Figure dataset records
######

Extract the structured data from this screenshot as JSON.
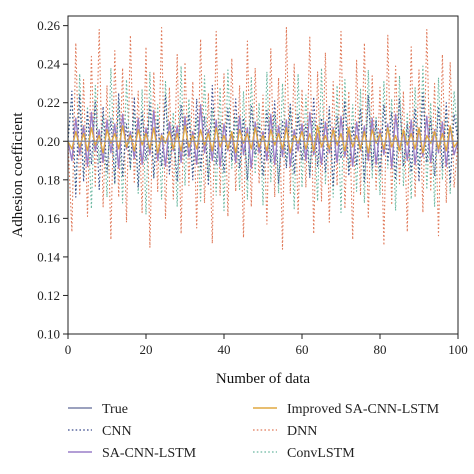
{
  "chart_data": {
    "type": "line",
    "xlabel": "Number of data",
    "ylabel": "Adhesion coefficient",
    "xlim": [
      0,
      100
    ],
    "ylim": [
      0.1,
      0.265
    ],
    "x_ticks": [
      0,
      20,
      40,
      60,
      80,
      100
    ],
    "x_tick_labels": [
      "0",
      "20",
      "40",
      "60",
      "80",
      "100"
    ],
    "y_ticks": [
      0.1,
      0.12,
      0.14,
      0.16,
      0.18,
      0.2,
      0.22,
      0.24,
      0.26
    ],
    "y_tick_labels": [
      "0.10",
      "0.12",
      "0.14",
      "0.16",
      "0.18",
      "0.20",
      "0.22",
      "0.24",
      "0.26"
    ],
    "grid": false,
    "legend_position": "bottom",
    "series": [
      {
        "name": "True",
        "color": "#7a82a8",
        "style": "solid",
        "x": [
          0,
          100
        ],
        "values": [
          0.2,
          0.2
        ]
      },
      {
        "name": "CNN",
        "color": "#3a4a8c",
        "style": "dotted",
        "x": [
          0,
          1,
          2,
          3,
          4,
          5,
          6,
          7,
          8,
          9,
          10,
          11,
          12,
          13,
          14,
          15,
          16,
          17,
          18,
          19,
          20,
          21,
          22,
          23,
          24,
          25,
          26,
          27,
          28,
          29,
          30,
          31,
          32,
          33,
          34,
          35,
          36,
          37,
          38,
          39,
          40,
          41,
          42,
          43,
          44,
          45,
          46,
          47,
          48,
          49,
          50,
          51,
          52,
          53,
          54,
          55,
          56,
          57,
          58,
          59,
          60,
          61,
          62,
          63,
          64,
          65,
          66,
          67,
          68,
          69,
          70,
          71,
          72,
          73,
          74,
          75,
          76,
          77,
          78,
          79,
          80,
          81,
          82,
          83,
          84,
          85,
          86,
          87,
          88,
          89,
          90,
          91,
          92,
          93,
          94,
          95,
          96,
          97,
          98,
          99,
          100
        ],
        "values": [
          0.2,
          0.226,
          0.171,
          0.224,
          0.179,
          0.216,
          0.188,
          0.221,
          0.175,
          0.218,
          0.184,
          0.212,
          0.178,
          0.225,
          0.182,
          0.209,
          0.186,
          0.223,
          0.176,
          0.215,
          0.19,
          0.22,
          0.181,
          0.211,
          0.187,
          0.224,
          0.183,
          0.208,
          0.179,
          0.219,
          0.192,
          0.214,
          0.18,
          0.222,
          0.185,
          0.213,
          0.177,
          0.229,
          0.188,
          0.21,
          0.184,
          0.217,
          0.19,
          0.222,
          0.186,
          0.212,
          0.18,
          0.219,
          0.193,
          0.209,
          0.182,
          0.216,
          0.189,
          0.221,
          0.178,
          0.211,
          0.186,
          0.22,
          0.183,
          0.214,
          0.19,
          0.209,
          0.181,
          0.223,
          0.187,
          0.212,
          0.184,
          0.218,
          0.177,
          0.213,
          0.191,
          0.221,
          0.182,
          0.208,
          0.188,
          0.217,
          0.179,
          0.224,
          0.186,
          0.211,
          0.183,
          0.219,
          0.19,
          0.215,
          0.18,
          0.222,
          0.187,
          0.209,
          0.184,
          0.217,
          0.179,
          0.225,
          0.189,
          0.212,
          0.182,
          0.218,
          0.186,
          0.22,
          0.178,
          0.214,
          0.2
        ]
      },
      {
        "name": "SA-CNN-LSTM",
        "color": "#9a7ec8",
        "style": "solid",
        "x": [
          0,
          1,
          2,
          3,
          4,
          5,
          6,
          7,
          8,
          9,
          10,
          11,
          12,
          13,
          14,
          15,
          16,
          17,
          18,
          19,
          20,
          21,
          22,
          23,
          24,
          25,
          26,
          27,
          28,
          29,
          30,
          31,
          32,
          33,
          34,
          35,
          36,
          37,
          38,
          39,
          40,
          41,
          42,
          43,
          44,
          45,
          46,
          47,
          48,
          49,
          50,
          51,
          52,
          53,
          54,
          55,
          56,
          57,
          58,
          59,
          60,
          61,
          62,
          63,
          64,
          65,
          66,
          67,
          68,
          69,
          70,
          71,
          72,
          73,
          74,
          75,
          76,
          77,
          78,
          79,
          80,
          81,
          82,
          83,
          84,
          85,
          86,
          87,
          88,
          89,
          90,
          91,
          92,
          93,
          94,
          95,
          96,
          97,
          98,
          99,
          100
        ],
        "values": [
          0.2,
          0.19,
          0.212,
          0.193,
          0.208,
          0.187,
          0.215,
          0.195,
          0.206,
          0.189,
          0.211,
          0.194,
          0.209,
          0.186,
          0.214,
          0.196,
          0.205,
          0.191,
          0.212,
          0.188,
          0.207,
          0.193,
          0.216,
          0.19,
          0.204,
          0.187,
          0.21,
          0.195,
          0.208,
          0.189,
          0.213,
          0.192,
          0.205,
          0.188,
          0.219,
          0.194,
          0.206,
          0.19,
          0.211,
          0.187,
          0.209,
          0.195,
          0.204,
          0.189,
          0.213,
          0.193,
          0.207,
          0.186,
          0.21,
          0.194,
          0.205,
          0.19,
          0.214,
          0.188,
          0.208,
          0.192,
          0.211,
          0.187,
          0.206,
          0.195,
          0.209,
          0.19,
          0.215,
          0.193,
          0.204,
          0.188,
          0.21,
          0.194,
          0.207,
          0.189,
          0.213,
          0.192,
          0.205,
          0.187,
          0.21,
          0.195,
          0.208,
          0.19,
          0.212,
          0.188,
          0.206,
          0.193,
          0.209,
          0.186,
          0.214,
          0.195,
          0.205,
          0.19,
          0.211,
          0.188,
          0.207,
          0.192,
          0.213,
          0.189,
          0.206,
          0.194,
          0.21,
          0.187,
          0.208,
          0.193,
          0.2
        ]
      },
      {
        "name": "Improved SA-CNN-LSTM",
        "color": "#e0a840",
        "style": "solid",
        "x": [
          0,
          1,
          2,
          3,
          4,
          5,
          6,
          7,
          8,
          9,
          10,
          11,
          12,
          13,
          14,
          15,
          16,
          17,
          18,
          19,
          20,
          21,
          22,
          23,
          24,
          25,
          26,
          27,
          28,
          29,
          30,
          31,
          32,
          33,
          34,
          35,
          36,
          37,
          38,
          39,
          40,
          41,
          42,
          43,
          44,
          45,
          46,
          47,
          48,
          49,
          50,
          51,
          52,
          53,
          54,
          55,
          56,
          57,
          58,
          59,
          60,
          61,
          62,
          63,
          64,
          65,
          66,
          67,
          68,
          69,
          70,
          71,
          72,
          73,
          74,
          75,
          76,
          77,
          78,
          79,
          80,
          81,
          82,
          83,
          84,
          85,
          86,
          87,
          88,
          89,
          90,
          91,
          92,
          93,
          94,
          95,
          96,
          97,
          98,
          99,
          100
        ],
        "values": [
          0.2,
          0.196,
          0.205,
          0.197,
          0.204,
          0.195,
          0.207,
          0.198,
          0.203,
          0.194,
          0.206,
          0.199,
          0.204,
          0.196,
          0.208,
          0.197,
          0.203,
          0.195,
          0.206,
          0.198,
          0.204,
          0.196,
          0.207,
          0.194,
          0.203,
          0.199,
          0.205,
          0.196,
          0.204,
          0.195,
          0.208,
          0.197,
          0.203,
          0.196,
          0.206,
          0.198,
          0.204,
          0.195,
          0.207,
          0.197,
          0.203,
          0.196,
          0.205,
          0.194,
          0.206,
          0.199,
          0.204,
          0.196,
          0.207,
          0.197,
          0.203,
          0.195,
          0.206,
          0.198,
          0.204,
          0.196,
          0.207,
          0.194,
          0.203,
          0.199,
          0.205,
          0.196,
          0.204,
          0.195,
          0.208,
          0.197,
          0.203,
          0.196,
          0.206,
          0.198,
          0.204,
          0.195,
          0.207,
          0.197,
          0.203,
          0.196,
          0.205,
          0.194,
          0.206,
          0.199,
          0.204,
          0.196,
          0.207,
          0.197,
          0.203,
          0.195,
          0.206,
          0.198,
          0.204,
          0.196,
          0.207,
          0.194,
          0.203,
          0.199,
          0.205,
          0.196,
          0.204,
          0.195,
          0.208,
          0.197,
          0.2
        ]
      },
      {
        "name": "DNN",
        "color": "#e07a5a",
        "style": "dotted",
        "x": [
          0,
          1,
          2,
          3,
          4,
          5,
          6,
          7,
          8,
          9,
          10,
          11,
          12,
          13,
          14,
          15,
          16,
          17,
          18,
          19,
          20,
          21,
          22,
          23,
          24,
          25,
          26,
          27,
          28,
          29,
          30,
          31,
          32,
          33,
          34,
          35,
          36,
          37,
          38,
          39,
          40,
          41,
          42,
          43,
          44,
          45,
          46,
          47,
          48,
          49,
          50,
          51,
          52,
          53,
          54,
          55,
          56,
          57,
          58,
          59,
          60,
          61,
          62,
          63,
          64,
          65,
          66,
          67,
          68,
          69,
          70,
          71,
          72,
          73,
          74,
          75,
          76,
          77,
          78,
          79,
          80,
          81,
          82,
          83,
          84,
          85,
          86,
          87,
          88,
          89,
          90,
          91,
          92,
          93,
          94,
          95,
          96,
          97,
          98,
          99,
          100
        ],
        "values": [
          0.2,
          0.153,
          0.251,
          0.172,
          0.232,
          0.161,
          0.244,
          0.176,
          0.258,
          0.166,
          0.229,
          0.149,
          0.247,
          0.171,
          0.238,
          0.158,
          0.255,
          0.178,
          0.226,
          0.163,
          0.249,
          0.145,
          0.236,
          0.174,
          0.259,
          0.16,
          0.228,
          0.17,
          0.245,
          0.152,
          0.241,
          0.177,
          0.231,
          0.155,
          0.253,
          0.168,
          0.225,
          0.147,
          0.257,
          0.172,
          0.235,
          0.161,
          0.243,
          0.174,
          0.229,
          0.15,
          0.252,
          0.166,
          0.238,
          0.178,
          0.224,
          0.157,
          0.248,
          0.171,
          0.233,
          0.144,
          0.259,
          0.173,
          0.24,
          0.162,
          0.227,
          0.176,
          0.254,
          0.152,
          0.236,
          0.169,
          0.246,
          0.158,
          0.231,
          0.177,
          0.257,
          0.165,
          0.226,
          0.149,
          0.242,
          0.172,
          0.251,
          0.16,
          0.234,
          0.175,
          0.228,
          0.146,
          0.255,
          0.167,
          0.239,
          0.178,
          0.226,
          0.153,
          0.249,
          0.171,
          0.237,
          0.163,
          0.258,
          0.174,
          0.23,
          0.151,
          0.245,
          0.168,
          0.241,
          0.176,
          0.2
        ]
      },
      {
        "name": "ConvLSTM",
        "color": "#6ab8a0",
        "style": "dotted",
        "x": [
          0,
          1,
          2,
          3,
          4,
          5,
          6,
          7,
          8,
          9,
          10,
          11,
          12,
          13,
          14,
          15,
          16,
          17,
          18,
          19,
          20,
          21,
          22,
          23,
          24,
          25,
          26,
          27,
          28,
          29,
          30,
          31,
          32,
          33,
          34,
          35,
          36,
          37,
          38,
          39,
          40,
          41,
          42,
          43,
          44,
          45,
          46,
          47,
          48,
          49,
          50,
          51,
          52,
          53,
          54,
          55,
          56,
          57,
          58,
          59,
          60,
          61,
          62,
          63,
          64,
          65,
          66,
          67,
          68,
          69,
          70,
          71,
          72,
          73,
          74,
          75,
          76,
          77,
          78,
          79,
          80,
          81,
          82,
          83,
          84,
          85,
          86,
          87,
          88,
          89,
          90,
          91,
          92,
          93,
          94,
          95,
          96,
          97,
          98,
          99,
          100
        ],
        "values": [
          0.2,
          0.223,
          0.174,
          0.235,
          0.182,
          0.218,
          0.165,
          0.229,
          0.189,
          0.214,
          0.171,
          0.238,
          0.178,
          0.221,
          0.168,
          0.232,
          0.185,
          0.216,
          0.173,
          0.227,
          0.162,
          0.236,
          0.181,
          0.219,
          0.17,
          0.231,
          0.188,
          0.215,
          0.166,
          0.239,
          0.177,
          0.222,
          0.184,
          0.212,
          0.169,
          0.234,
          0.18,
          0.217,
          0.172,
          0.228,
          0.164,
          0.237,
          0.186,
          0.213,
          0.175,
          0.226,
          0.17,
          0.233,
          0.183,
          0.22,
          0.167,
          0.236,
          0.179,
          0.214,
          0.173,
          0.23,
          0.187,
          0.218,
          0.165,
          0.235,
          0.176,
          0.224,
          0.182,
          0.211,
          0.169,
          0.238,
          0.178,
          0.216,
          0.171,
          0.229,
          0.163,
          0.232,
          0.185,
          0.219,
          0.174,
          0.227,
          0.168,
          0.237,
          0.181,
          0.213,
          0.172,
          0.231,
          0.186,
          0.222,
          0.164,
          0.234,
          0.177,
          0.215,
          0.17,
          0.228,
          0.183,
          0.239,
          0.175,
          0.22,
          0.166,
          0.233,
          0.18,
          0.217,
          0.173,
          0.226,
          0.2
        ]
      }
    ]
  }
}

######

> THE REQUEST
Collect the complete line wherever the string "name" appears in the records.

> FULL ANSWER
        "name": "True",
        "name": "CNN",
        "name": "SA-CNN-LSTM",
        "name": "Improved SA-CNN-LSTM",
        "name": "DNN",
        "name": "ConvLSTM",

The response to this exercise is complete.